(Records)
▬▬▬
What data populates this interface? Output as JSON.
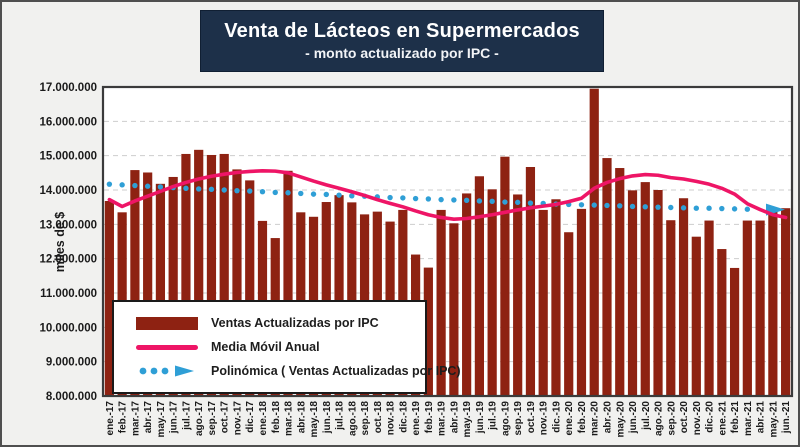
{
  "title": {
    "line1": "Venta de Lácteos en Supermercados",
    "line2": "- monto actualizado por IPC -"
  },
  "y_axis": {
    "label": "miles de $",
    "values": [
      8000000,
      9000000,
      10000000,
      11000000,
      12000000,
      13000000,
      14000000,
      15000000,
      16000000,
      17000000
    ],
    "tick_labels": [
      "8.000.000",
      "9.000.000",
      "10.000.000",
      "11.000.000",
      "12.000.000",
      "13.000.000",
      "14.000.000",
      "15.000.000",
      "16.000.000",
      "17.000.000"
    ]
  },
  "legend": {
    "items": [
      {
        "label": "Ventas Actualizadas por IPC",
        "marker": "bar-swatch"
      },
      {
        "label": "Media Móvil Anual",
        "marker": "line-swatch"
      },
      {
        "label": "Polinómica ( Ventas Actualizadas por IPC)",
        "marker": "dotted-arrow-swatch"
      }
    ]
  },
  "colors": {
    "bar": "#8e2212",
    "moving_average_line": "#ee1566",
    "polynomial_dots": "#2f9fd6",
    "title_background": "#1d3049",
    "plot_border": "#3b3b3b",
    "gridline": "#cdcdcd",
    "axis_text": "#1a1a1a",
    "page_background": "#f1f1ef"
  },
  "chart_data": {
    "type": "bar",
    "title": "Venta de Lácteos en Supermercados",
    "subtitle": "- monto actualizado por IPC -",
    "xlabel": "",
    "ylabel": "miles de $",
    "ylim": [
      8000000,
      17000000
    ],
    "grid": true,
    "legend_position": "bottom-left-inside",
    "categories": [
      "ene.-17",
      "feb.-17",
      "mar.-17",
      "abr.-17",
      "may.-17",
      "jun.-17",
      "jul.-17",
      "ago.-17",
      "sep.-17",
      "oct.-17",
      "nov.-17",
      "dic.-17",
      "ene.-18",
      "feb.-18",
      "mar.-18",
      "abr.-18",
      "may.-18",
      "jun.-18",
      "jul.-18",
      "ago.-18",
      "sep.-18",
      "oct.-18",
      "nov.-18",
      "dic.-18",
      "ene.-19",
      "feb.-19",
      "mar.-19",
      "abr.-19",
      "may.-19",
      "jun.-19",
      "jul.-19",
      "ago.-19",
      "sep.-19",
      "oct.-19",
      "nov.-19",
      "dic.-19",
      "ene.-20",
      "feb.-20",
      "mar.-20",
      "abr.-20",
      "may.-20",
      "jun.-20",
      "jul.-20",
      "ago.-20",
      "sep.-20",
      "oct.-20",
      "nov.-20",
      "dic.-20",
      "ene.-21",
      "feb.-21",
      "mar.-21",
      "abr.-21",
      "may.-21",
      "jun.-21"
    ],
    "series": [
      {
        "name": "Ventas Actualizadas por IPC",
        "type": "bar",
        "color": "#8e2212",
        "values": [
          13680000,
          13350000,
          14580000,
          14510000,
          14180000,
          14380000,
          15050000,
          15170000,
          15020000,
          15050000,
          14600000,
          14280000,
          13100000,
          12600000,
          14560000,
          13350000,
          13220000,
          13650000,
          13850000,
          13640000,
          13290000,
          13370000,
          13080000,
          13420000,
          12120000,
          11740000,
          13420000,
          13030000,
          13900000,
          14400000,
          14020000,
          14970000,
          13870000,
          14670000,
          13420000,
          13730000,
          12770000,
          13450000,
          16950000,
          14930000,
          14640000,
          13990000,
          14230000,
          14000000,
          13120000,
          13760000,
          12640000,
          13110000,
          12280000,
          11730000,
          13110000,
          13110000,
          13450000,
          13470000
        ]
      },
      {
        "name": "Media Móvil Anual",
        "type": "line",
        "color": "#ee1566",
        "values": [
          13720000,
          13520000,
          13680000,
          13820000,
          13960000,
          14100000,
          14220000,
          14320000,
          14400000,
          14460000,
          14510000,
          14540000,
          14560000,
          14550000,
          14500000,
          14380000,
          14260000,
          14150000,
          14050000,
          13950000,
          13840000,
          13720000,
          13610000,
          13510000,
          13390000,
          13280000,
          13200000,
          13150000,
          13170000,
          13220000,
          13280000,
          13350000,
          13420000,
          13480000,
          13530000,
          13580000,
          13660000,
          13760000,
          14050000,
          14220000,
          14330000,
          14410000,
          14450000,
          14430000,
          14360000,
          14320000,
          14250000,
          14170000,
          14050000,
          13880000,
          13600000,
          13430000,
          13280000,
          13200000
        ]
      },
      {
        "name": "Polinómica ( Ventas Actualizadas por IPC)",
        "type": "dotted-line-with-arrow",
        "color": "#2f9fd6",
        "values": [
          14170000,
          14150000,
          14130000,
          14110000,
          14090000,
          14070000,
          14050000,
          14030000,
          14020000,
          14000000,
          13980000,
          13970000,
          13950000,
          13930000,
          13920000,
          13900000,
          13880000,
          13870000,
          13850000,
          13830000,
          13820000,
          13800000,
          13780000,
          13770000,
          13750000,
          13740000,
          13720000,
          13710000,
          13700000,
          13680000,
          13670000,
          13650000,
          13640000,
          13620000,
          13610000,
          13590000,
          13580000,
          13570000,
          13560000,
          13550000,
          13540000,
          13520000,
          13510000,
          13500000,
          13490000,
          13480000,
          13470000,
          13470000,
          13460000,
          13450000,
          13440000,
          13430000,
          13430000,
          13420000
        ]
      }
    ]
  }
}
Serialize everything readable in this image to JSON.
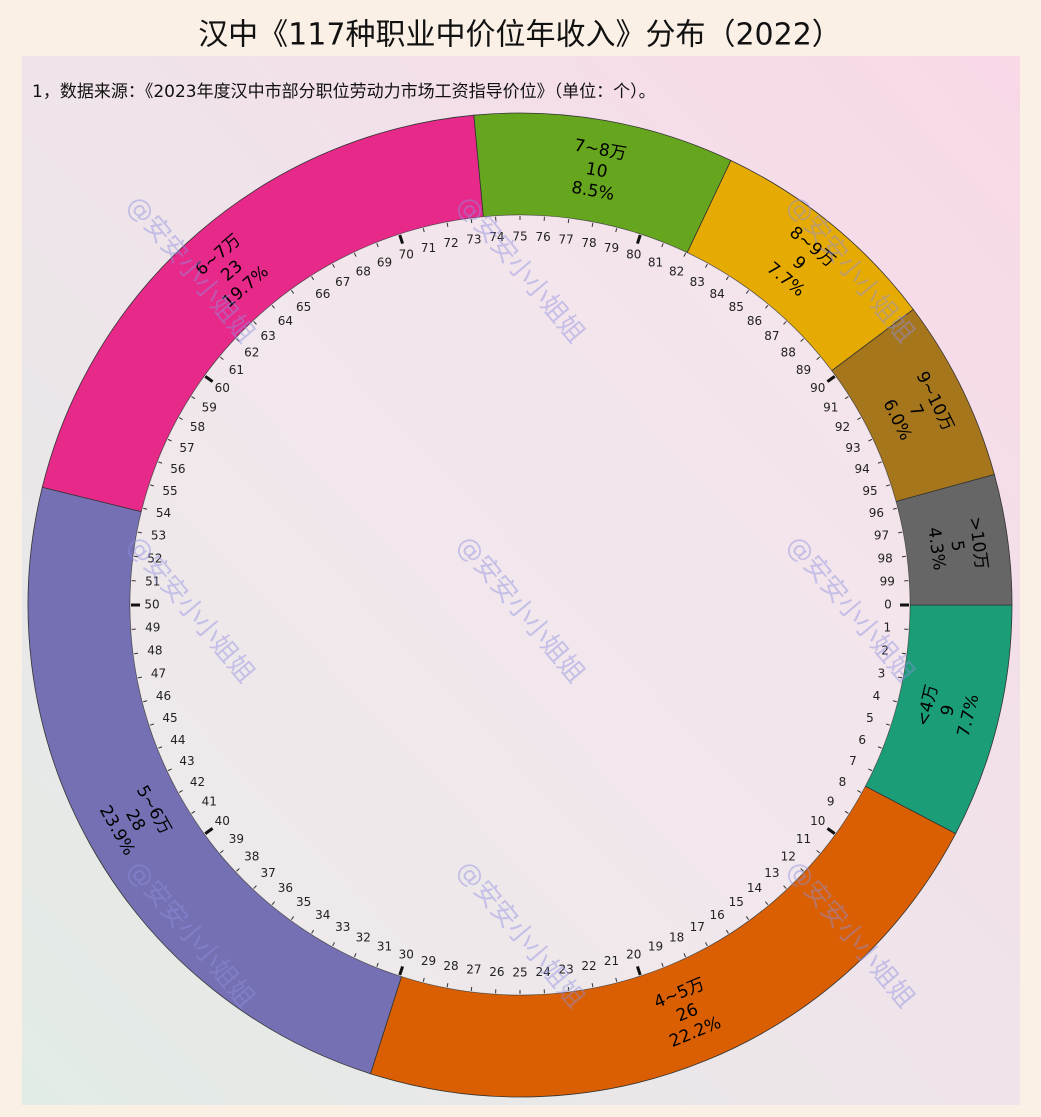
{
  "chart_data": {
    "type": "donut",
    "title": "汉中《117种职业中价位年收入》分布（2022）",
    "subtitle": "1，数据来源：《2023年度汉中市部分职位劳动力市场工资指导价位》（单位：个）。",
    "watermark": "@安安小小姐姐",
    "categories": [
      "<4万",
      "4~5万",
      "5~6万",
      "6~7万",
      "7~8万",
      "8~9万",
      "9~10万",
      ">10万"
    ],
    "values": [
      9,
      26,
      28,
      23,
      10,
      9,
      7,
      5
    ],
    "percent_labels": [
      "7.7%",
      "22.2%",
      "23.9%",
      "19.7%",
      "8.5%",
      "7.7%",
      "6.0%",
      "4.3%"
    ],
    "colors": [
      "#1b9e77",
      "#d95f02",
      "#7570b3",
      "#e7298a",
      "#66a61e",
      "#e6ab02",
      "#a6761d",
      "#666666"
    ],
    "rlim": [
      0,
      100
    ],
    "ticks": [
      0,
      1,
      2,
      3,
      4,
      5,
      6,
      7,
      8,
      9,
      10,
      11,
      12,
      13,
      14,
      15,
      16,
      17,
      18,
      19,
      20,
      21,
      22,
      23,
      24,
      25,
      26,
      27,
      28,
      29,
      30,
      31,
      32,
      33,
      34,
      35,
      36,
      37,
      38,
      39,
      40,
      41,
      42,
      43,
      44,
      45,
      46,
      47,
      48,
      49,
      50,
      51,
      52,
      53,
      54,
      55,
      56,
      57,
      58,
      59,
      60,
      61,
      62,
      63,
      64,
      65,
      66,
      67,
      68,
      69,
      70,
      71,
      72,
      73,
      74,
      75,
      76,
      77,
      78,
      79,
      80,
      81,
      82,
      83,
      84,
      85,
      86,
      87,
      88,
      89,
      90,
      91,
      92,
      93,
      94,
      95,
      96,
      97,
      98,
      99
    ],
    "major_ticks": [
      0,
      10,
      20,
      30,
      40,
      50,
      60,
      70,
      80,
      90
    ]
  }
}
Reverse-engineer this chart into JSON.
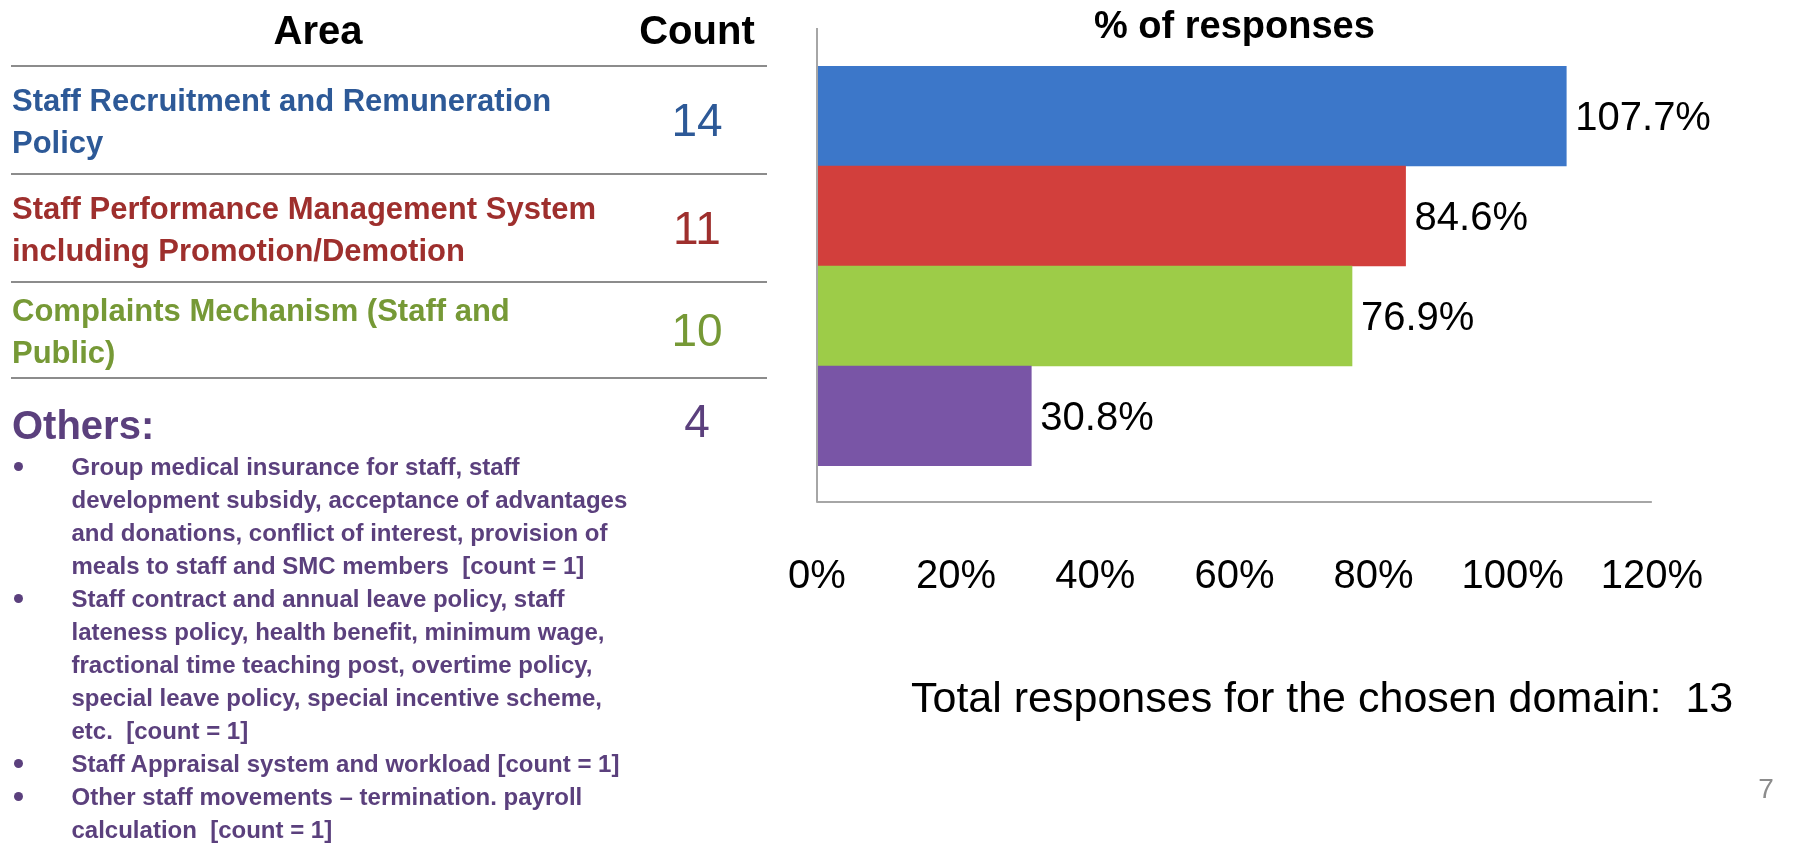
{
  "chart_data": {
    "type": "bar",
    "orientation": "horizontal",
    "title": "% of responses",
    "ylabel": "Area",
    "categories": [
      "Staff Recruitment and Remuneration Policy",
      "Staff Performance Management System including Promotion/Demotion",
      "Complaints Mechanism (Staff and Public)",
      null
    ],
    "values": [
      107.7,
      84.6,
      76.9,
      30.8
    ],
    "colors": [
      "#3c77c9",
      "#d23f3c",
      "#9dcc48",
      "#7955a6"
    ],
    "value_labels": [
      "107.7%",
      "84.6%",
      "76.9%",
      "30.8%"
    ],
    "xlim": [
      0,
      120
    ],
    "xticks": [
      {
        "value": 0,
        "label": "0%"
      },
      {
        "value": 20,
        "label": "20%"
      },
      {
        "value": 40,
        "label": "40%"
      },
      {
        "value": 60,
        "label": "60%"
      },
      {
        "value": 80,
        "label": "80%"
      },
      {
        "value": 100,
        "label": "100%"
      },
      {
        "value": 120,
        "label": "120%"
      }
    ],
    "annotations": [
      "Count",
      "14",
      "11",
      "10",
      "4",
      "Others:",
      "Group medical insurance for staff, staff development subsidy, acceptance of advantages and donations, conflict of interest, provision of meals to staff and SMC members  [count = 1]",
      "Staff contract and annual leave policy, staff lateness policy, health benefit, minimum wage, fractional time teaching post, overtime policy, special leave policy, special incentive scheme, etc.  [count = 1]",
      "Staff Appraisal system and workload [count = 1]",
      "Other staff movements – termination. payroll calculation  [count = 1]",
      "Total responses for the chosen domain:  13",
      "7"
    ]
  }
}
▬▬▬
> [TO DO] State how many lines of the listing include the word "Polinómica". Reply with the number alone.

> [THE RESPONSE] 2